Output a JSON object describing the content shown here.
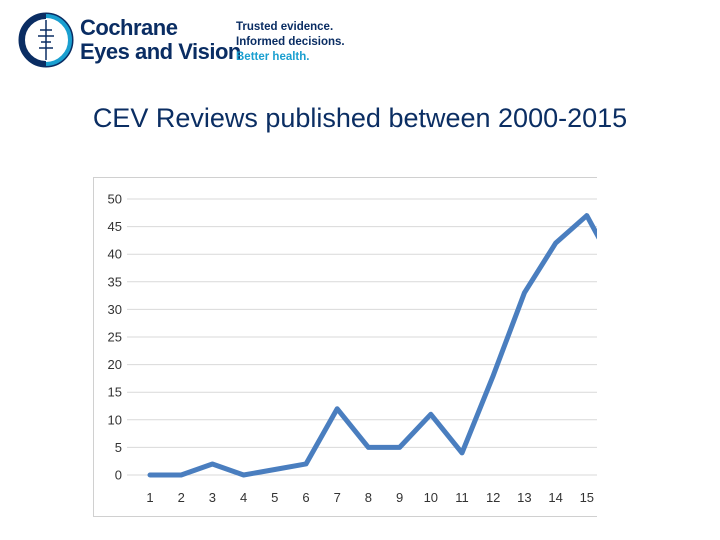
{
  "header": {
    "org_name_line1": "Cochrane",
    "org_name_line2": "Eyes and Vision",
    "tagline": [
      "Trusted evidence.",
      "Informed decisions.",
      "Better health."
    ],
    "logo_icon": "cochrane-logo-icon",
    "brand_color": "#0a2d63",
    "accent_color": "#1a9fd0"
  },
  "slide": {
    "title": "CEV Reviews published between 2000-2015"
  },
  "chart_data": {
    "type": "line",
    "title": "",
    "xlabel": "",
    "ylabel": "",
    "x": [
      1,
      2,
      3,
      4,
      5,
      6,
      7,
      8,
      9,
      10,
      11,
      12,
      13,
      14,
      15
    ],
    "series": [
      {
        "values": [
          0,
          0,
          2,
          0,
          1,
          2,
          12,
          5,
          5,
          11,
          4,
          18,
          33,
          42,
          47
        ],
        "color": "#4a7ebf"
      }
    ],
    "ylim": [
      0,
      50
    ],
    "yticks": [
      0,
      5,
      10,
      15,
      20,
      25,
      30,
      35,
      40,
      45,
      50
    ],
    "grid": true
  }
}
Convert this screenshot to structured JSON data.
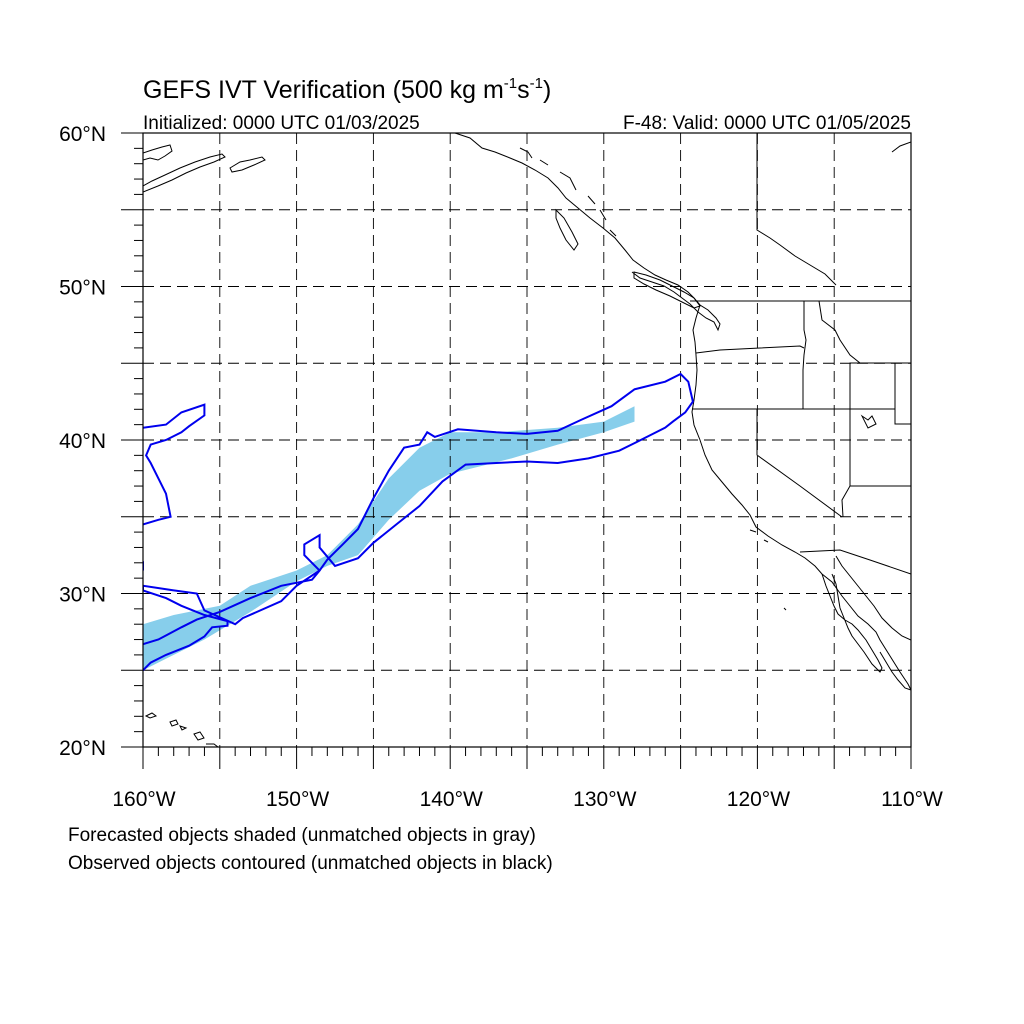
{
  "title": {
    "main": "GEFS IVT Verification (500 kg m",
    "exp1": "-1",
    "mid": "s",
    "exp2": "-1",
    "close": ")"
  },
  "subtitle": {
    "left": "Initialized: 0000 UTC 01/03/2025",
    "right": "F-48: Valid: 0000 UTC 01/05/2025"
  },
  "map": {
    "lon_range": [
      -160,
      -110
    ],
    "lat_range": [
      20,
      60
    ],
    "grid_lons": [
      -155,
      -150,
      -145,
      -140,
      -135,
      -130,
      -125,
      -120,
      -115
    ],
    "grid_lats": [
      25,
      30,
      35,
      40,
      45,
      50,
      55
    ],
    "lat_labels": [
      {
        "value": 60,
        "text": "60°N"
      },
      {
        "value": 50,
        "text": "50°N"
      },
      {
        "value": 40,
        "text": "40°N"
      },
      {
        "value": 30,
        "text": "30°N"
      },
      {
        "value": 20,
        "text": "20°N"
      }
    ],
    "lon_labels": [
      {
        "value": -160,
        "text": "160°W"
      },
      {
        "value": -150,
        "text": "150°W"
      },
      {
        "value": -140,
        "text": "140°W"
      },
      {
        "value": -130,
        "text": "130°W"
      },
      {
        "value": -120,
        "text": "120°W"
      },
      {
        "value": -110,
        "text": "110°W"
      }
    ],
    "colors": {
      "forecast_fill": "#87ceeb",
      "observed_contour": "#0000ee",
      "coast": "#000000"
    }
  },
  "forecast_object": {
    "upper": [
      [
        -160,
        28
      ],
      [
        -158,
        28.6
      ],
      [
        -155,
        29.2
      ],
      [
        -153,
        30.5
      ],
      [
        -150,
        31.5
      ],
      [
        -148,
        32.5
      ],
      [
        -146,
        34.5
      ],
      [
        -144,
        37.5
      ],
      [
        -142,
        39.5
      ],
      [
        -140,
        40.5
      ],
      [
        -137,
        40.5
      ],
      [
        -133,
        40.8
      ],
      [
        -130,
        41.2
      ],
      [
        -128,
        42.2
      ]
    ],
    "lower": [
      [
        -128,
        41.2
      ],
      [
        -130,
        40.5
      ],
      [
        -133,
        39.7
      ],
      [
        -136,
        38.8
      ],
      [
        -138,
        38.3
      ],
      [
        -140,
        37.8
      ],
      [
        -142,
        36.7
      ],
      [
        -144,
        34.8
      ],
      [
        -146,
        32.5
      ],
      [
        -148,
        31.8
      ],
      [
        -150,
        30.8
      ],
      [
        -153,
        28.8
      ],
      [
        -156,
        27
      ],
      [
        -158,
        26
      ],
      [
        -160,
        25
      ]
    ]
  },
  "observed_objects": {
    "main": [
      [
        -160,
        25
      ],
      [
        -159.5,
        25.5
      ],
      [
        -158.5,
        26
      ],
      [
        -157,
        26.6
      ],
      [
        -156,
        27.2
      ],
      [
        -155.5,
        27.8
      ],
      [
        -154.5,
        27.9
      ],
      [
        -154.5,
        28.2
      ],
      [
        -156,
        28.6
      ],
      [
        -157.5,
        29.2
      ],
      [
        -158.5,
        29.7
      ],
      [
        -160,
        30.2
      ],
      [
        -160,
        30.5
      ],
      [
        -158,
        30.2
      ],
      [
        -156.5,
        30
      ],
      [
        -156,
        28.9
      ],
      [
        -154,
        28
      ],
      [
        -153.5,
        28.4
      ],
      [
        -151,
        29.5
      ],
      [
        -150,
        30.5
      ],
      [
        -148.5,
        31.5
      ],
      [
        -148,
        32.2
      ],
      [
        -147,
        33.2
      ],
      [
        -146,
        34.2
      ],
      [
        -145,
        36.2
      ],
      [
        -144,
        38
      ],
      [
        -143,
        39.5
      ],
      [
        -142,
        39.7
      ],
      [
        -141.5,
        40.5
      ],
      [
        -141,
        40.2
      ],
      [
        -139.5,
        40.7
      ],
      [
        -137,
        40.5
      ],
      [
        -135,
        40.4
      ],
      [
        -133,
        40.6
      ],
      [
        -131.5,
        41.3
      ],
      [
        -129.5,
        42.2
      ],
      [
        -128,
        43.3
      ],
      [
        -126,
        43.8
      ],
      [
        -125,
        44.3
      ],
      [
        -124.5,
        43.8
      ],
      [
        -124.2,
        42.5
      ],
      [
        -124.7,
        41.8
      ],
      [
        -125.5,
        41.2
      ],
      [
        -126,
        40.8
      ],
      [
        -127,
        40.3
      ],
      [
        -128,
        39.8
      ],
      [
        -129,
        39.3
      ],
      [
        -131,
        38.8
      ],
      [
        -133,
        38.5
      ],
      [
        -135,
        38.6
      ],
      [
        -137,
        38.5
      ],
      [
        -139,
        38.4
      ],
      [
        -140.5,
        37.3
      ],
      [
        -142,
        35.7
      ],
      [
        -143.5,
        34.5
      ],
      [
        -145,
        33.3
      ],
      [
        -146,
        32.3
      ],
      [
        -147.5,
        31.8
      ],
      [
        -148,
        32.4
      ],
      [
        -148.5,
        33
      ],
      [
        -148.5,
        33.8
      ],
      [
        -149.5,
        33.2
      ],
      [
        -149.5,
        32.5
      ],
      [
        -148.5,
        31.5
      ],
      [
        -149,
        30.9
      ],
      [
        -151,
        30.5
      ],
      [
        -153,
        29.7
      ],
      [
        -155,
        28.8
      ],
      [
        -156.5,
        28.3
      ],
      [
        -157.5,
        27.8
      ],
      [
        -159,
        27
      ],
      [
        -160,
        26.7
      ]
    ],
    "west": [
      [
        -160,
        40.8
      ],
      [
        -158.5,
        41
      ],
      [
        -157.5,
        41.8
      ],
      [
        -156,
        42.3
      ],
      [
        -156,
        41.6
      ],
      [
        -157,
        40.9
      ],
      [
        -157.5,
        40.5
      ],
      [
        -158.5,
        40
      ],
      [
        -159.5,
        39.7
      ],
      [
        -159.8,
        39
      ],
      [
        -159.5,
        38.5
      ],
      [
        -159,
        37.5
      ],
      [
        -158.5,
        36.5
      ],
      [
        -158.2,
        35
      ],
      [
        -159,
        34.8
      ],
      [
        -160,
        34.5
      ]
    ]
  }
}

——————

Problem to work on: Extract from the material all lines containing the string "main".

Written solution:
    "main": "GEFS IVT Verification (500 kg m",
    "main": [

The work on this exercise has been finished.